* _Challenge 1_: Arrange the dataset item rows from the line containing "- avatar: M: [242, 110, 360, 196]" through the line containing "- avatar: Ş: [236, 294, 356, 388]", inclusive, as a Markdown table with columns No. and Line, omitting blank lines.
** START Given text **
Here we plot in four separate panels the 12-month running mean of the total, low-level, mid-level and high-level cloud cover for the period 1983-1995 covered by the ISCCP D2 dataset. Five different series are represented in each panel: Cloud cover over the whole Earth (black line), the tropics (red line, lat < 22.5 degrees),mid-latitudes (dashed green line, 22.5 to 60 degrees), poles (dotted yellow line 60 to 90 degrees) and over the SFC zones (ocean areas excluding the tropics, magenta line). Cloud cover is measured as the fraction of the sky covered by clouds. A vertical line is plotted in the first panel to link with Fig 1. The amplitude of the cloud cover variation is real, but the mean value is shifted for plotting purposes. All panels cover the complete diurnal cycle, however total cloud cover is determined from visible and infrared radiation whereas cloud data for separate levels are determined from the infrared radiation only. Correlation of the low cloud factor with various activity-related parameters Provided the high degree of correlation between global low cloud cover and cosmic ray flux is stable, the above results allow us to estimate cloud factors during the period 1950-1983 when cosmic ray fluxes are known, but satellite cloud factors are unavailable. Taking things one step further, it may also be possible to estimate the effect on the global energy balance of the predicted change in low cloud factor. Prior to 1950, however, cosmic ray fluxes are unavailable and we can only use other activity-related parameters, such as sunspot number or the aa index a geomagnetic index defined by Mayaud (1972) which can be determined from magnetograph readings taken since the mid-19th century. In Fig 3, we plot the annual means of the global low cloud cover against three different indices linked to solar activity; namely the aa index, the Zurich sunspot number and the cosmic ray flux, for the ten complete years covered by the cloud data: 1984-1993. The correlation coefficients between these three activity indices and the low-cloud factor are -0.82, -0.89 and 0.87 respectively, leading to a probability of occurrence by chance less than 0.2% for all three.
** END Given text **
** START Information supplied **
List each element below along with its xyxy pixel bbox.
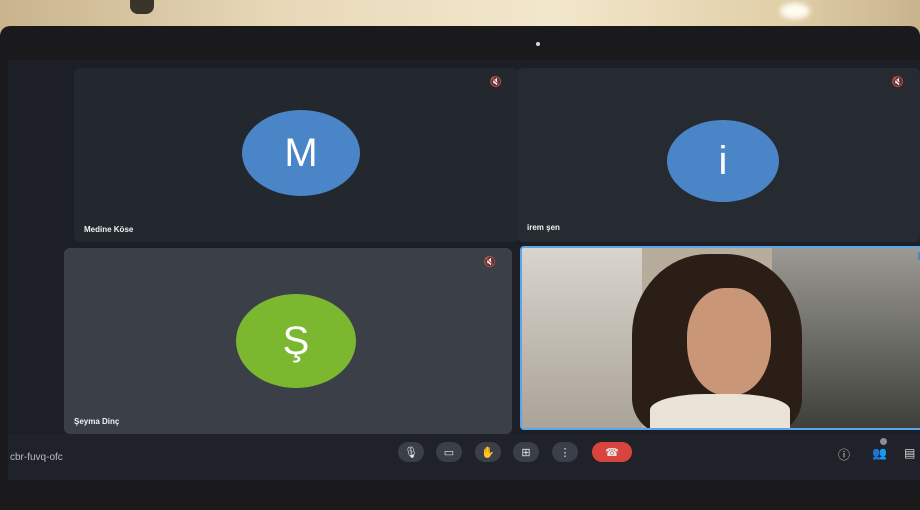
- avatar: M: [242, 110, 360, 196]
- people-icon[interactable]: 👥: [872, 446, 887, 460]
- webcam-video-feed: [522, 248, 920, 428]
- camera-icon: ▭: [443, 446, 455, 459]
- people-count-badge: [880, 438, 887, 445]
- participant-tile-irem[interactable]: i 🔇 irem şen: [517, 68, 920, 242]
- participant-tile-video[interactable]: [520, 246, 920, 430]
- meet-window: M 🔇 Medine Köse i 🔇 irem şen Ş 🔇 Şeyma D…: [8, 60, 920, 480]
- video-background-left: [522, 248, 642, 428]
- microphone-button[interactable]: 🎙: [398, 442, 424, 462]
- microphone-icon: 🎙: [404, 446, 418, 459]
- participant-name: Şeyma Dinç: [74, 417, 120, 426]
- avatar: i: [667, 120, 779, 202]
- video-person-face: [687, 288, 771, 396]
- avatar: Ş: [236, 294, 356, 388]
- video-person-shirt: [650, 394, 790, 428]
- mic-muted-icon: 🔇: [891, 76, 905, 88]
- participant-name: Medine Köse: [84, 225, 134, 234]
- hand-icon: ✋: [481, 446, 495, 459]
- present-icon: ⊞: [521, 446, 531, 459]
- more-options-button[interactable]: ⋮: [552, 442, 578, 462]
- webcam-dot: [536, 42, 540, 46]
- raise-hand-button[interactable]: ✋: [475, 442, 501, 462]
- chat-icon[interactable]: ▤: [904, 446, 915, 460]
- mic-muted-icon: 🔇: [489, 76, 503, 88]
- present-screen-button[interactable]: ⊞: [513, 442, 539, 462]
- ceiling-light-fixture: [130, 0, 154, 14]
- ceiling-light-glow: [780, 3, 810, 19]
- meeting-code: cbr-fuvq-ofc: [10, 452, 63, 463]
- participant-name: irem şen: [527, 223, 560, 232]
- camera-button[interactable]: ▭: [436, 442, 462, 462]
- mic-muted-icon: 🔇: [483, 256, 497, 268]
- phone-hangup-icon: ☎: [605, 446, 619, 459]
- participant-tile-medine[interactable]: M 🔇 Medine Köse: [74, 68, 518, 242]
- info-icon[interactable]: ⓘ: [838, 446, 850, 463]
- call-controls-bar: cbr-fuvq-ofc 🎙 ▭ ✋ ⊞ ⋮ ☎ ⓘ 👥 ▤: [8, 434, 920, 480]
- more-vert-icon: ⋮: [559, 446, 571, 459]
- participant-tile-seyma[interactable]: Ş 🔇 Şeyma Dinç: [64, 248, 512, 434]
- end-call-button[interactable]: ☎: [592, 442, 632, 462]
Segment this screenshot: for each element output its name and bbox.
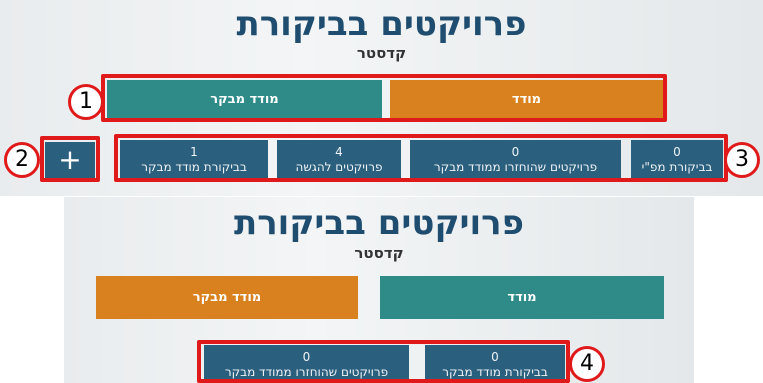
- annotation-box-1: [101, 74, 667, 122]
- toggle-surveyor[interactable]: מודד: [380, 276, 664, 319]
- page-subtitle: קדסטר: [356, 44, 407, 62]
- annotation-marker-3: 3: [724, 142, 760, 178]
- annotation-marker-4: 4: [569, 346, 605, 382]
- annotation-marker-1: 1: [68, 84, 104, 120]
- page-title: פרויקטים בביקורת: [236, 4, 527, 44]
- annotation-box-4: [197, 340, 570, 383]
- annotation-box-2: [40, 136, 100, 182]
- page-subtitle: קדסטר: [354, 244, 404, 262]
- annotation-box-3: [114, 134, 728, 182]
- annotation-marker-2: 2: [4, 142, 40, 178]
- toggle-supervising-surveyor[interactable]: מודד מבקר: [96, 276, 358, 319]
- page-title: פרויקטים בביקורת: [233, 203, 525, 243]
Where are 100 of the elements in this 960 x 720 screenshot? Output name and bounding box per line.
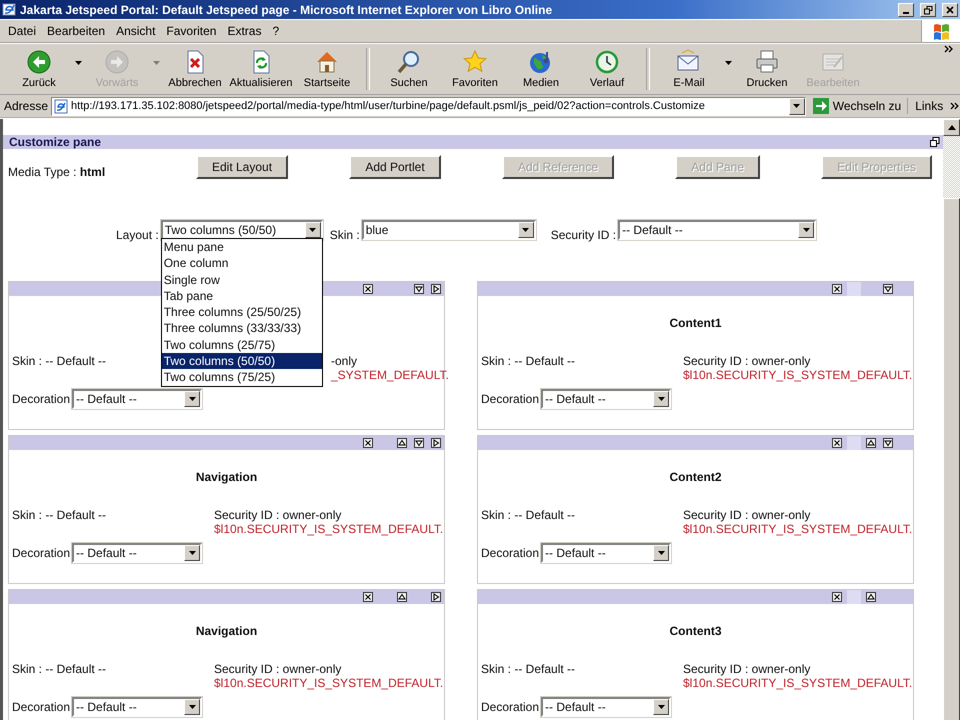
decoration-select[interactable]: -- Default --	[72, 543, 202, 563]
menu-item[interactable]: Bearbeiten	[43, 24, 112, 38]
menu-item[interactable]: Favoriten	[162, 24, 224, 38]
page-icon	[2, 2, 16, 17]
restore-icon[interactable]	[930, 137, 940, 147]
down-triangle-icon[interactable]	[414, 438, 424, 448]
dropdown-option[interactable]: Single row	[162, 272, 322, 288]
up-triangle-icon[interactable]	[866, 592, 876, 602]
decoration-label: Decoration	[481, 700, 540, 714]
menu-item[interactable]: Ansicht	[112, 24, 162, 38]
blank-square	[846, 590, 860, 604]
portlet-title: Content2	[668, 470, 722, 486]
caret-icon	[802, 227, 811, 233]
portlet-title: Navigation	[194, 624, 258, 640]
dropdown-option[interactable]: Two columns (50/50)	[162, 353, 322, 370]
toolbar-button[interactable]: Abbrechen	[162, 46, 228, 90]
toolbar-button[interactable]: Zurück	[6, 46, 72, 90]
close-icon[interactable]	[832, 438, 842, 448]
close-icon[interactable]	[832, 592, 842, 602]
close-button[interactable]	[942, 2, 958, 16]
scroll-up-button[interactable]	[943, 119, 960, 136]
minimize-button[interactable]	[898, 2, 914, 16]
address-label: Adresse	[4, 99, 48, 113]
blank-square	[846, 436, 860, 450]
caret-icon	[521, 227, 530, 233]
dropdown-option[interactable]: Three columns (25/50/25)	[162, 304, 322, 320]
dropdown-option[interactable]: Menu pane	[162, 239, 322, 256]
decoration-select[interactable]: -- Default --	[72, 697, 202, 717]
menu-item[interactable]: Extras	[223, 24, 268, 38]
restore-button[interactable]	[920, 2, 936, 16]
down-triangle-icon[interactable]	[882, 284, 892, 294]
dropdown-option[interactable]: Two columns (75/25)	[162, 369, 322, 386]
media-type-text: Media Type : html	[7, 165, 106, 179]
skin-select[interactable]: blue	[362, 220, 536, 240]
up-triangle-icon[interactable]	[866, 438, 876, 448]
toolbar-button[interactable]: Drucken	[734, 46, 800, 90]
printer-icon	[754, 48, 780, 74]
decoration-select[interactable]: -- Default --	[541, 697, 672, 717]
dropdown-option[interactable]: One column	[162, 255, 322, 272]
address-field[interactable]: http://193.171.35.102:8080/jetspeed2/portal/media-type/html/user/turbine/page/default.psml/js_peid/02?action=controls.Customize	[51, 96, 806, 116]
right-triangle-icon[interactable]	[430, 438, 440, 448]
page-icon	[54, 98, 68, 114]
decoration-label: Decoration	[481, 546, 540, 560]
caret-icon	[308, 227, 318, 233]
skin-text: Skin : -- Default --	[481, 662, 576, 676]
pane-title: Customize pane	[9, 135, 102, 149]
decoration-select[interactable]: -- Default --	[72, 389, 202, 409]
right-triangle-icon[interactable]	[430, 284, 440, 294]
chevron-icon[interactable]	[950, 102, 960, 110]
skin-text: Skin : -- Default --	[481, 354, 576, 368]
down-triangle-icon[interactable]	[414, 284, 424, 294]
dropdown-option[interactable]: Tab pane	[162, 288, 322, 304]
close-icon[interactable]	[832, 284, 842, 294]
restore-icon	[924, 6, 932, 14]
toolbar-button[interactable]: Verlauf	[574, 46, 640, 90]
toolbar-button[interactable]: Startseite	[294, 46, 360, 90]
toolbar-button[interactable]: Aktualisieren	[228, 46, 294, 90]
security-note: $l10n.SECURITY_IS_SYSTEM_DEFAULT.	[214, 522, 444, 536]
links-button[interactable]: Links	[911, 99, 948, 113]
pane-button[interactable]: Add Portlet	[349, 155, 441, 179]
security-text: -only	[331, 354, 358, 368]
dropdown-option[interactable]: Two columns (25/75)	[162, 336, 322, 354]
menu-item[interactable]: ?	[268, 24, 286, 38]
skin-text: Skin : -- Default --	[481, 508, 576, 522]
decoration-select[interactable]: -- Default --	[541, 543, 672, 563]
security-text: Security ID : owner-only	[214, 508, 342, 522]
decoration-label: Decoration	[12, 700, 70, 714]
caret-icon	[656, 704, 666, 710]
close-icon	[946, 6, 954, 14]
right-triangle-icon[interactable]	[430, 592, 440, 602]
caret-icon[interactable]	[792, 103, 802, 109]
close-icon[interactable]	[362, 592, 372, 602]
up-triangle-icon[interactable]	[396, 438, 406, 448]
skin-text: Skin : -- Default --	[12, 508, 106, 522]
chevron-icon[interactable]	[944, 45, 954, 53]
dropdown-option[interactable]: Three columns (33/33/33)	[162, 320, 322, 337]
caret-icon[interactable]	[724, 60, 732, 66]
pane-button[interactable]: Edit Layout	[196, 155, 288, 179]
toolbar-button[interactable]: Suchen	[376, 46, 442, 90]
toolbar-button[interactable]: Medien	[508, 46, 574, 90]
down-triangle-icon[interactable]	[882, 438, 892, 448]
security-note: _SYSTEM_DEFAULT.	[331, 368, 449, 382]
security-text: Security ID : owner-only	[683, 354, 812, 368]
scroll-thumb[interactable]	[943, 198, 960, 720]
security-text: Security ID : owner-only	[683, 662, 812, 676]
window-title: Jakarta Jetspeed Portal: Default Jetspeed page - Microsoft Internet Explorer von Libro Online	[20, 2, 554, 16]
close-icon[interactable]	[362, 284, 372, 294]
close-icon[interactable]	[362, 438, 372, 448]
caret-icon[interactable]	[74, 60, 82, 66]
security-note: $l10n.SECURITY_IS_SYSTEM_DEFAULT.	[683, 676, 912, 690]
caret-icon	[656, 550, 666, 556]
decoration-select[interactable]: -- Default --	[541, 389, 672, 409]
menu-item[interactable]: Datei	[4, 24, 44, 38]
security-select[interactable]: -- Default --	[618, 220, 816, 240]
caret-icon	[656, 396, 666, 402]
up-triangle-icon[interactable]	[396, 592, 406, 602]
toolbar-button[interactable]: Favoriten	[442, 46, 508, 90]
go-button[interactable]: Wechseln zu	[812, 98, 908, 114]
toolbar-button[interactable]: E-Mail	[656, 46, 722, 90]
portlet-title: Content1	[668, 316, 722, 332]
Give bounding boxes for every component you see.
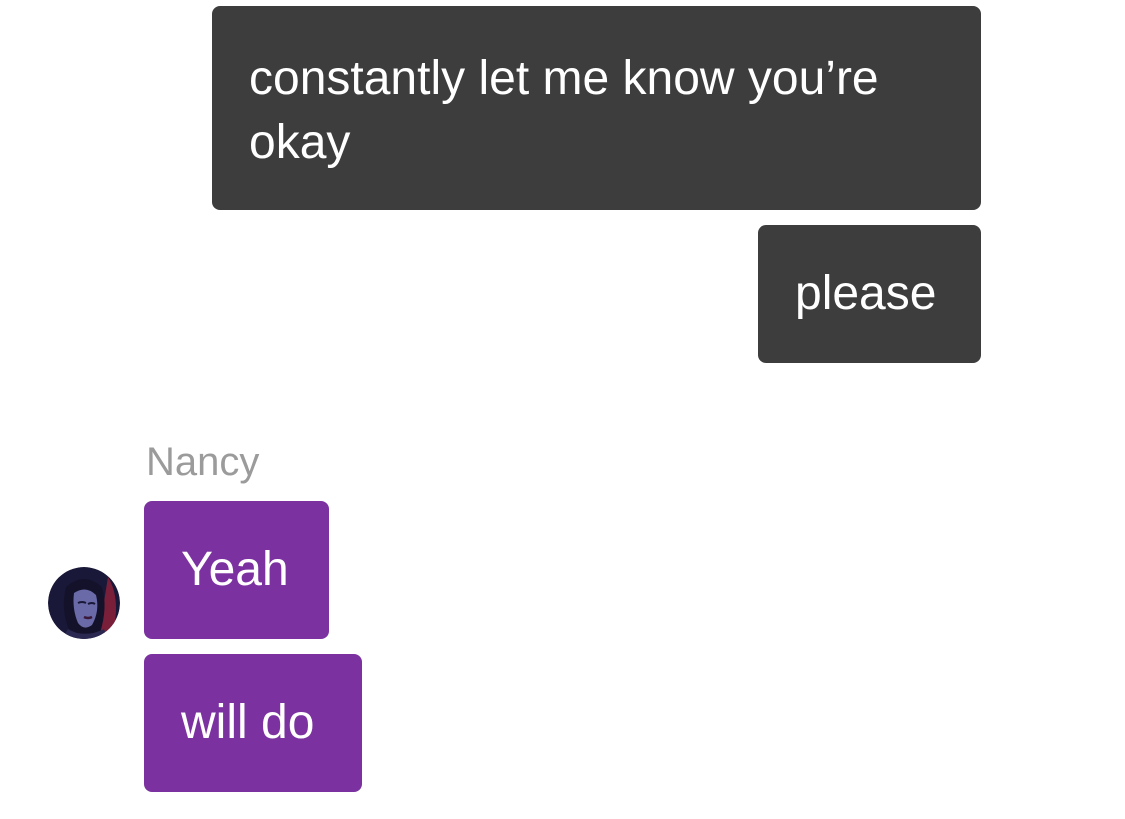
** END Information supplied **
* _Challenge 2_:
Answer these questions from the cloud cover text:
(a) What period does the ISCCP D2 dataset cover?
(b) What color line represents the tropics?
(c) What is the correlation coefficient between the Zurich sunspot number and the low-cloud factor?

* _Final answer 1_:
| No. | Line |
|---|---|
| 1 | - avatar: M: [242, 110, 360, 196] |
| 2 | - people-icon[interactable]: 👥: [872, 446, 887, 460] |
| 3 | - webcam-video-feed: [522, 248, 920, 428] |
| 4 | - camera-icon: ▭: [443, 446, 455, 459] |
| 5 | - people-count-badge: [880, 438, 887, 445] |
| 6 | - participant-tile-irem[interactable]: i 🔇 irem şen: [517, 68, 920, 242] |
| 7 | - participant-tile-video[interactable]: [520, 246, 920, 430] |
| 8 | - meet-window: M 🔇 Medine Köse i 🔇 irem şen Ş 🔇 Şeyma D…: [8, 60, 920, 480] |
| 9 | - video-background-left: [522, 248, 642, 428] |
| 10 | - microphone-button[interactable]: 🎙: [398, 442, 424, 462] |
| 11 | - microphone-icon: 🎙: [404, 446, 418, 459] |
| 12 | - participant-name: Şeyma Dinç: [74, 417, 120, 426] |
| 13 | - avatar: i: [667, 120, 779, 202] |
| 14 | - video-person-face: [687, 288, 771, 396] |
| 15 | - avatar: Ş: [236, 294, 356, 388] |

* _Final answer 2_:
(a) 1983-1995
(b) Red
(c) -0.89